* _Written problem_:
Find the lines holding the word "توانید" and collect them.

[Stored data]
[BEGIN]

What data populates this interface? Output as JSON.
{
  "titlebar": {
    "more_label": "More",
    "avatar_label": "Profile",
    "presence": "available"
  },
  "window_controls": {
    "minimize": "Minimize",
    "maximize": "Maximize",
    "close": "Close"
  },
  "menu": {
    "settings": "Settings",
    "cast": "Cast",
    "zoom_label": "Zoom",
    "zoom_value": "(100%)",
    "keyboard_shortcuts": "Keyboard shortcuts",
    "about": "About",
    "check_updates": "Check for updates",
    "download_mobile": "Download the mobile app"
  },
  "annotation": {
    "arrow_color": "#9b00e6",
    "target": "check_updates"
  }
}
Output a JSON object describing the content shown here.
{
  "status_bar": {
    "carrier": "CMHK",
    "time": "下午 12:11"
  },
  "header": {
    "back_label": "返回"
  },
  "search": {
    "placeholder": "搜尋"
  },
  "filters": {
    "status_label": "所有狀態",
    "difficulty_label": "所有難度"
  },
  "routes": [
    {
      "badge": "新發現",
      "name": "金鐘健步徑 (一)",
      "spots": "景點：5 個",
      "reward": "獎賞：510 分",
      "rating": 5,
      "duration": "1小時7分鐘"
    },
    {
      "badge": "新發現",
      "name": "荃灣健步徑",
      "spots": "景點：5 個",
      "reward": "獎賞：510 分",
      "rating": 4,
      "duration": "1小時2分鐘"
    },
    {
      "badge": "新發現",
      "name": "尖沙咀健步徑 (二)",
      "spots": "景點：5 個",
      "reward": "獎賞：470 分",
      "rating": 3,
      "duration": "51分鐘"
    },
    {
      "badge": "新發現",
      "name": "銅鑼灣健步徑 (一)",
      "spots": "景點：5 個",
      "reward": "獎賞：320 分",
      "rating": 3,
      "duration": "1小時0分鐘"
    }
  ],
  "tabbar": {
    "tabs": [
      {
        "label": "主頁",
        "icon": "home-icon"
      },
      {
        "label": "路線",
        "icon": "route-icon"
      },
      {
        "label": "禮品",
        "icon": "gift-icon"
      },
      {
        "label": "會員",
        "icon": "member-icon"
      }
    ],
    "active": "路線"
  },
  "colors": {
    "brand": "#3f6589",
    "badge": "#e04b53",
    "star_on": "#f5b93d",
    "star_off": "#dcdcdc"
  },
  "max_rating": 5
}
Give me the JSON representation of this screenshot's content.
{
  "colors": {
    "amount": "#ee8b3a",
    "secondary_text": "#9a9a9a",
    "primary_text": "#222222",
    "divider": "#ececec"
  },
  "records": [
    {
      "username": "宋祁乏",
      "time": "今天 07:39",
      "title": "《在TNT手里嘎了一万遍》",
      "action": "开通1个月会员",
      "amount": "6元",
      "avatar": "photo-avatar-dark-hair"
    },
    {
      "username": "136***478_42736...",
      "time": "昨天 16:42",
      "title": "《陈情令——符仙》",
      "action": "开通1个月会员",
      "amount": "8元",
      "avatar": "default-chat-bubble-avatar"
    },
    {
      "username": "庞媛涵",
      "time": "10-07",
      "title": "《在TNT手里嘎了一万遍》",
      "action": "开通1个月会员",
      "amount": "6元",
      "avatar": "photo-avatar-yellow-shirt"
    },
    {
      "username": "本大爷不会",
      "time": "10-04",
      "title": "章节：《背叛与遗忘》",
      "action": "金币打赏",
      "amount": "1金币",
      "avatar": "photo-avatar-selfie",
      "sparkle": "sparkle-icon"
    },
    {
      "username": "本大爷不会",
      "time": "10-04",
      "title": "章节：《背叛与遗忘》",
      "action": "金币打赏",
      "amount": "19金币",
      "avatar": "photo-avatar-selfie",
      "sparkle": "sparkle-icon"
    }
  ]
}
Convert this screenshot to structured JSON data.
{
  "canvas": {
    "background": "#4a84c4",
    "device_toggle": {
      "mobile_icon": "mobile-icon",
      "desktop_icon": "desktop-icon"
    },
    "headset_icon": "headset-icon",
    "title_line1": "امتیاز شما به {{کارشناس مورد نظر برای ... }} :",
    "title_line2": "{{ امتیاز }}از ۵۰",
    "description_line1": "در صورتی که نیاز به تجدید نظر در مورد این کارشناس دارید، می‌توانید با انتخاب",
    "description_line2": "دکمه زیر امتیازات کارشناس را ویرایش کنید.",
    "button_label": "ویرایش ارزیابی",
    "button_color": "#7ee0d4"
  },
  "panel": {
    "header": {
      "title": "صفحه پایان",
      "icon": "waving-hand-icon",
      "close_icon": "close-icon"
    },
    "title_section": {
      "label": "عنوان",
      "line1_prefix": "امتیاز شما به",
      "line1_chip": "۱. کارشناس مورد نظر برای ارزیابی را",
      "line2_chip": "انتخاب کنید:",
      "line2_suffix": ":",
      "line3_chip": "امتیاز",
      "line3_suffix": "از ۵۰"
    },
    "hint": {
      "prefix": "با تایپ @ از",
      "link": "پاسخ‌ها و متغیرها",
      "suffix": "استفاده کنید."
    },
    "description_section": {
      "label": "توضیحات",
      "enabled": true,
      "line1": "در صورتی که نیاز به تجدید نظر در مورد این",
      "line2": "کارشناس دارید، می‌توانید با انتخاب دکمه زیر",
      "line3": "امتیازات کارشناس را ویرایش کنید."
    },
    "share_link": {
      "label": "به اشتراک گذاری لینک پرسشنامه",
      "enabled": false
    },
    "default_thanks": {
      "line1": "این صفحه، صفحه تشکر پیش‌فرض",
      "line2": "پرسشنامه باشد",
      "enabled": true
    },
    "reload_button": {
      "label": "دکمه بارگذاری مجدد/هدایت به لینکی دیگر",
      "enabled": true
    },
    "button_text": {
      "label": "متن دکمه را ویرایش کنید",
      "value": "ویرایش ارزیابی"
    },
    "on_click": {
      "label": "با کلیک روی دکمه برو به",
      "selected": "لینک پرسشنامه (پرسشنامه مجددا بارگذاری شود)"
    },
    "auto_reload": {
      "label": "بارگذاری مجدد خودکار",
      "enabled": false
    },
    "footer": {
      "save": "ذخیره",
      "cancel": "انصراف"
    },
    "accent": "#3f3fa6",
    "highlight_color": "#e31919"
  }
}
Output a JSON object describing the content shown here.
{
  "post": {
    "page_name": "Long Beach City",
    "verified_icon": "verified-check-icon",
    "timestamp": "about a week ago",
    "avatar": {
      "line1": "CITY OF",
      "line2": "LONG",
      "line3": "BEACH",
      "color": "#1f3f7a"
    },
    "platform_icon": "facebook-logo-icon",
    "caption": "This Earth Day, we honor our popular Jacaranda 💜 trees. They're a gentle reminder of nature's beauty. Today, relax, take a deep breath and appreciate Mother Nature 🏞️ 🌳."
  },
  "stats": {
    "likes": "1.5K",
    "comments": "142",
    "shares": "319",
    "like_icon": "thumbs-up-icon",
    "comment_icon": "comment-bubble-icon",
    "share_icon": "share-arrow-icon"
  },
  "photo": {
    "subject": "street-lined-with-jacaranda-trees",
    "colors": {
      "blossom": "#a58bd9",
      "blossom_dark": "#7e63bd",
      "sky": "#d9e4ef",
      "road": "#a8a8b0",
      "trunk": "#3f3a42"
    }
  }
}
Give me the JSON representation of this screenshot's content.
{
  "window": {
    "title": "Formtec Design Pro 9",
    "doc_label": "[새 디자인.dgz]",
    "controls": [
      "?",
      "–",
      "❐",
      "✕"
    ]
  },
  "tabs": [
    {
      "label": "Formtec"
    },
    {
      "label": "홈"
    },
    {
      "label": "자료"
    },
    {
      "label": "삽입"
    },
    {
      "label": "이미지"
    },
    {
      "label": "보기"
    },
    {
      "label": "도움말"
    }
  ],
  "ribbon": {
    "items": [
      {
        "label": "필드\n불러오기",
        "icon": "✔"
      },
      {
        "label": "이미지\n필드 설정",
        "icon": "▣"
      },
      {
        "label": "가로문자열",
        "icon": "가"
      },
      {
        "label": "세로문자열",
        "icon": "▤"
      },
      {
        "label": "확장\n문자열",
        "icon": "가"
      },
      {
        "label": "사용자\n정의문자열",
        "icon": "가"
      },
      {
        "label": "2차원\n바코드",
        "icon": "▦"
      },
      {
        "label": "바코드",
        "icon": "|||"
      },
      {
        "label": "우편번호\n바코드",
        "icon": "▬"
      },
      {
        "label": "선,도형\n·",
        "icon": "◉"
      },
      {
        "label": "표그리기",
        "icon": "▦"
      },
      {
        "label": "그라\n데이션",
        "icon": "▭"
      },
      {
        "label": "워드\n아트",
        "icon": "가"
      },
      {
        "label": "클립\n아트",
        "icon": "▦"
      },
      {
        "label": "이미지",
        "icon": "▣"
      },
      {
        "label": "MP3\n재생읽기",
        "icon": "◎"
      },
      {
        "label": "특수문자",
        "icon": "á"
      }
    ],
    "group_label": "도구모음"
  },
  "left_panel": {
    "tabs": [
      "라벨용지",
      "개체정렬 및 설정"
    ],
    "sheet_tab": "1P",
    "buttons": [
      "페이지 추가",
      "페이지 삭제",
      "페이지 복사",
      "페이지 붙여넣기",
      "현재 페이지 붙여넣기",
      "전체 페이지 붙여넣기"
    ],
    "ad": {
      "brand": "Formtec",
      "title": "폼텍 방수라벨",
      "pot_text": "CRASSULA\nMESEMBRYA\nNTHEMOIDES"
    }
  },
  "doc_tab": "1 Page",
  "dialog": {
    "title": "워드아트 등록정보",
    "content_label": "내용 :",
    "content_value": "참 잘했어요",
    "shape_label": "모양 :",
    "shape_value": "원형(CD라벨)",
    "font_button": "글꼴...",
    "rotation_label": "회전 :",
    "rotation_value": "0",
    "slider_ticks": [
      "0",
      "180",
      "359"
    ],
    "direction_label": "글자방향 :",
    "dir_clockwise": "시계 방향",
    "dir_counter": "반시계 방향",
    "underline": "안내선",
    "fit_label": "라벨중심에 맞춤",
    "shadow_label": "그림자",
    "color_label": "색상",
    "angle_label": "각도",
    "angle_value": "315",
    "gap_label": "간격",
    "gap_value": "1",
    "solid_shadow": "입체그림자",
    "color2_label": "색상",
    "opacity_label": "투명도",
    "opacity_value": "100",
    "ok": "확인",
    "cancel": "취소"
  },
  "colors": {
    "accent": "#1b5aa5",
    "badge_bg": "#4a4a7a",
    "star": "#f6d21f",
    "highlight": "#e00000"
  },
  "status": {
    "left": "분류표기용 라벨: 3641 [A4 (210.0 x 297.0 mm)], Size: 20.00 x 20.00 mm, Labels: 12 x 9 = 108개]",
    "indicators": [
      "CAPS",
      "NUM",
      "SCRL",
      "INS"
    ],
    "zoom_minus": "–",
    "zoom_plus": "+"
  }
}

[END]

* _Final result_:
    "description_line1": "در صورتی که نیاز به تجدید نظر در مورد این کارشناس دارید، می‌توانید با انتخاب",
      "line2": "کارشناس دارید، می‌توانید با انتخاب دکمه زیر",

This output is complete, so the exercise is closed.